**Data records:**
○ ○ ○ ○
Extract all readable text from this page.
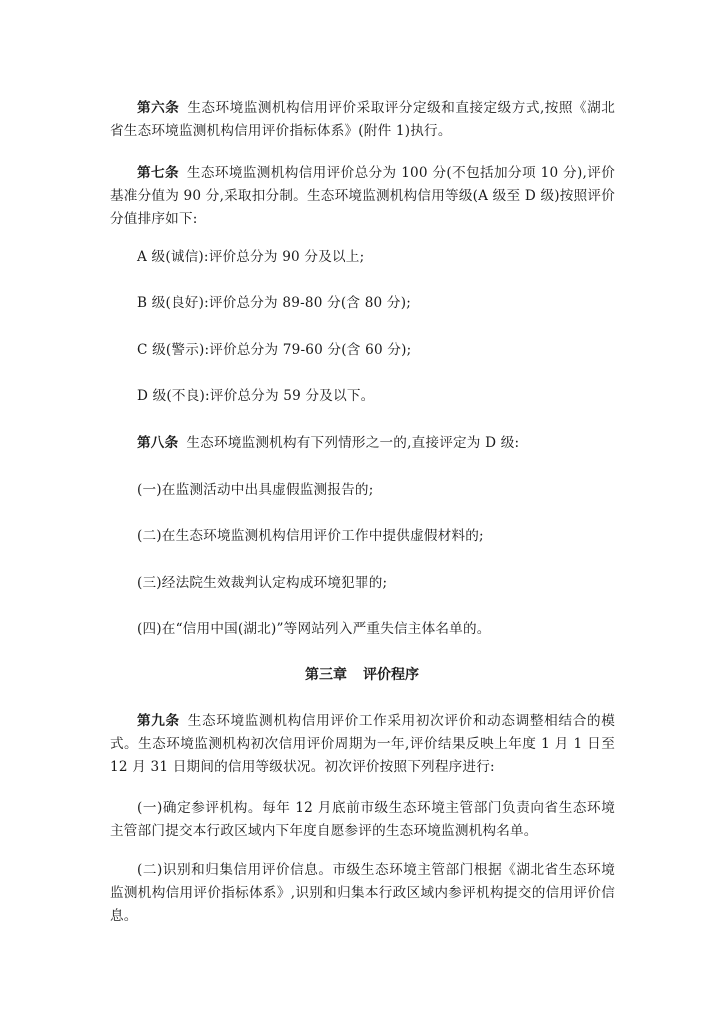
第六条 生态环境监测机构信用评价采取评分定级和直接定级方式,按照《湖北省生态环境监测机构信用评价指标体系》(附件 1)执行。

第七条 生态环境监测机构信用评价总分为 100 分(不包括加分项 10 分),评价基准分值为 90 分,采取扣分制。生态环境监测机构信用等级(A 级至 D 级)按照评价分值排序如下:

A 级(诚信):评价总分为 90 分及以上;

B 级(良好):评价总分为 89-80 分(含 80 分);

C 级(警示):评价总分为 79-60 分(含 60 分);

D 级(不良):评价总分为 59 分及以下。

第八条 生态环境监测机构有下列情形之一的,直接评定为 D 级:

(一)在监测活动中出具虚假监测报告的;

(二)在生态环境监测机构信用评价工作中提供虚假材料的;

(三)经法院生效裁判认定构成环境犯罪的;

(四)在“信用中国(湖北)”等网站列入严重失信主体名单的。

第三章 评价程序

第九条 生态环境监测机构信用评价工作采用初次评价和动态调整相结合的模式。生态环境监测机构初次信用评价周期为一年,评价结果反映上年度 1 月 1 日至 12 月 31 日期间的信用等级状况。初次评价按照下列程序进行:

(一)确定参评机构。每年 12 月底前市级生态环境主管部门负责向省生态环境主管部门提交本行政区域内下年度自愿参评的生态环境监测机构名单。

(二)识别和归集信用评价信息。市级生态环境主管部门根据《湖北省生态环境监测机构信用评价指标体系》,识别和归集本行政区域内参评机构提交的信用评价信息。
○ ○ ○ ○
**Work to do:**
Copy each line containing the word "湖北省生态环境监测机构信用评价指标体系" from the data.

**Correct response:**
第六条 生态环境监测机构信用评价采取评分定级和直接定级方式,按照《湖北省生态环境监测机构信用评价指标体系》(附件 1)执行。
(二)识别和归集信用评价信息。市级生态环境主管部门根据《湖北省生态环境监测机构信用评价指标体系》,识别和归集本行政区域内参评机构提交的信用评价信息。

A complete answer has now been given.